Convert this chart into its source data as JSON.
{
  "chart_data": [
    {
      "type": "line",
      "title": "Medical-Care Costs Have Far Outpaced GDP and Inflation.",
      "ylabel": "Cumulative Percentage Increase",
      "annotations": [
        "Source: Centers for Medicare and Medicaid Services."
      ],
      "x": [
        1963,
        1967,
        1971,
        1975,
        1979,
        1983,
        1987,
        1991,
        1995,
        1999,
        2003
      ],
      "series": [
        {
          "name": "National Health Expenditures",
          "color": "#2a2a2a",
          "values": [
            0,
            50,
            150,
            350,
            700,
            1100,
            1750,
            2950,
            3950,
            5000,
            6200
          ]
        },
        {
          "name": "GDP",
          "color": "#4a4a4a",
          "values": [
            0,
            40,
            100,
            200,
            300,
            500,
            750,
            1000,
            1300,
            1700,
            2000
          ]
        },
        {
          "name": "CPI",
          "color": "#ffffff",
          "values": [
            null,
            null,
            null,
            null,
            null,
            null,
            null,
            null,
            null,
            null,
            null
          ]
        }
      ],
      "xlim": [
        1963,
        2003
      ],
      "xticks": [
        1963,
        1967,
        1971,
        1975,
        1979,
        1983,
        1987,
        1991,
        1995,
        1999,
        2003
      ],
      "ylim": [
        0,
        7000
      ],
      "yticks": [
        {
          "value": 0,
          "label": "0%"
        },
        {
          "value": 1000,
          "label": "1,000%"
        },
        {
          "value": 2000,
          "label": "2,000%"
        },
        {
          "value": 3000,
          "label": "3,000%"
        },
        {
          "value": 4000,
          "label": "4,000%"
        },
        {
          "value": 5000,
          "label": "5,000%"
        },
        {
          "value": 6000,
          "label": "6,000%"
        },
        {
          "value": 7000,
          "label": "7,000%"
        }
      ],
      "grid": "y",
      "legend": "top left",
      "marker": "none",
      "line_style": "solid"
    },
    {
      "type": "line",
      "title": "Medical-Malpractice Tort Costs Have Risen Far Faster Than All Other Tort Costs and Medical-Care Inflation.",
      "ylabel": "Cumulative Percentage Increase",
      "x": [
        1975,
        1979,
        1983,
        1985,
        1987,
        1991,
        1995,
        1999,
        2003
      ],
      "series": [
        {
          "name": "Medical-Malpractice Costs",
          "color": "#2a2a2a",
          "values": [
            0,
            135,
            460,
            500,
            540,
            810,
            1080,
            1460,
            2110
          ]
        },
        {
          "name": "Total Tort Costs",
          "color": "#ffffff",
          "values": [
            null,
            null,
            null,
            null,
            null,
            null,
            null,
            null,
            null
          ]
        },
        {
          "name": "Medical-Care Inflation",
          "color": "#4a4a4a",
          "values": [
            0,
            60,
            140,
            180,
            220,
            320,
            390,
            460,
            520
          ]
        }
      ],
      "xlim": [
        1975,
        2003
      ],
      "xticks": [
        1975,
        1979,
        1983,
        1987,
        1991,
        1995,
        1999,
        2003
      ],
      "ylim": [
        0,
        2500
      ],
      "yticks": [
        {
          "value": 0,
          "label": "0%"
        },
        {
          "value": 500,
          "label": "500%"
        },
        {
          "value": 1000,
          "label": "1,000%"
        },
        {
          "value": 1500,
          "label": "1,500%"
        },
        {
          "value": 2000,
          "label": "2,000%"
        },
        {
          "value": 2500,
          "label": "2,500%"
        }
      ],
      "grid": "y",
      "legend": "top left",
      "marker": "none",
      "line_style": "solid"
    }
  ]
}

--------

- **What needs to be done**
Give the entries once more, exactly as they appear.

- **Correct result**
Convert this chart into its source data as JSON.
{
  "chart_data": [
    {
      "type": "line",
      "title": "Medical-Care Costs Have Far Outpaced GDP and Inflation.",
      "ylabel": "Cumulative Percentage Increase",
      "annotations": [
        "Source: Centers for Medicare and Medicaid Services."
      ],
      "x": [
        1963,
        1967,
        1971,
        1975,
        1979,
        1983,
        1987,
        1991,
        1995,
        1999,
        2003
      ],
      "series": [
        {
          "name": "National Health Expenditures",
          "color": "#2a2a2a",
          "values": [
            0,
            50,
            150,
            350,
            700,
            1100,
            1750,
            2950,
            3950,
            5000,
            6200
          ]
        },
        {
          "name": "GDP",
          "color": "#4a4a4a",
          "values": [
            0,
            40,
            100,
            200,
            300,
            500,
            750,
            1000,
            1300,
            1700,
            2000
          ]
        },
        {
          "name": "CPI",
          "color": "#ffffff",
          "values": [
            null,
            null,
            null,
            null,
            null,
            null,
            null,
            null,
            null,
            null,
            null
          ]
        }
      ],
      "xlim": [
        1963,
        2003
      ],
      "xticks": [
        1963,
        1967,
        1971,
        1975,
        1979,
        1983,
        1987,
        1991,
        1995,
        1999,
        2003
      ],
      "ylim": [
        0,
        7000
      ],
      "yticks": [
        {
          "value": 0,
          "label": "0%"
        },
        {
          "value": 1000,
          "label": "1,000%"
        },
        {
          "value": 2000,
          "label": "2,000%"
        },
        {
          "value": 3000,
          "label": "3,000%"
        },
        {
          "value": 4000,
          "label": "4,000%"
        },
        {
          "value": 5000,
          "label": "5,000%"
        },
        {
          "value": 6000,
          "label": "6,000%"
        },
        {
          "value": 7000,
          "label": "7,000%"
        }
      ],
      "grid": "y",
      "legend": "top left",
      "marker": "none",
      "line_style": "solid"
    },
    {
      "type": "line",
      "title": "Medical-Malpractice Tort Costs Have Risen Far Faster Than All Other Tort Costs and Medical-Care Inflation.",
      "ylabel": "Cumulative Percentage Increase",
      "x": [
        1975,
        1979,
        1983,
        1985,
        1987,
        1991,
        1995,
        1999,
        2003
      ],
      "series": [
        {
          "name": "Medical-Malpractice Costs",
          "color": "#2a2a2a",
          "values": [
            0,
            135,
            460,
            500,
            540,
            810,
            1080,
            1460,
            2110
          ]
        },
        {
          "name": "Total Tort Costs",
          "color": "#ffffff",
          "values": [
            null,
            null,
            null,
            null,
            null,
            null,
            null,
            null,
            null
          ]
        },
        {
          "name": "Medical-Care Inflation",
          "color": "#4a4a4a",
          "values": [
            0,
            60,
            140,
            180,
            220,
            320,
            390,
            460,
            520
          ]
        }
      ],
      "xlim": [
        1975,
        2003
      ],
      "xticks": [
        1975,
        1979,
        1983,
        1987,
        1991,
        1995,
        1999,
        2003
      ],
      "ylim": [
        0,
        2500
      ],
      "yticks": [
        {
          "value": 0,
          "label": "0%"
        },
        {
          "value": 500,
          "label": "500%"
        },
        {
          "value": 1000,
          "label": "1,000%"
        },
        {
          "value": 1500,
          "label": "1,500%"
        },
        {
          "value": 2000,
          "label": "2,000%"
        },
        {
          "value": 2500,
          "label": "2,500%"
        }
      ],
      "grid": "y",
      "legend": "top left",
      "marker": "none",
      "line_style": "solid"
    }
  ]
}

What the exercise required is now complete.